Part of a data file
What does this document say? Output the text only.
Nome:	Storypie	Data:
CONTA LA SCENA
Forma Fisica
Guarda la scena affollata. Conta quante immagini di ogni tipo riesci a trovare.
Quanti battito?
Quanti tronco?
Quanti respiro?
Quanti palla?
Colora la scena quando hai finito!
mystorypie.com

(TASK DESCRIPTION)
Copy the data above in full, character for character.

(SOLUTION TO THE EXERCISE)
What does this document say? Output the text only.
Nome:	Storypie	Data:
CONTA LA SCENA
Forma Fisica
Guarda la scena affollata. Conta quante immagini di ogni tipo riesci a trovare.
Quanti battito?
Quanti tronco?
Quanti respiro?
Quanti palla?
Colora la scena quando hai finito!
mystorypie.com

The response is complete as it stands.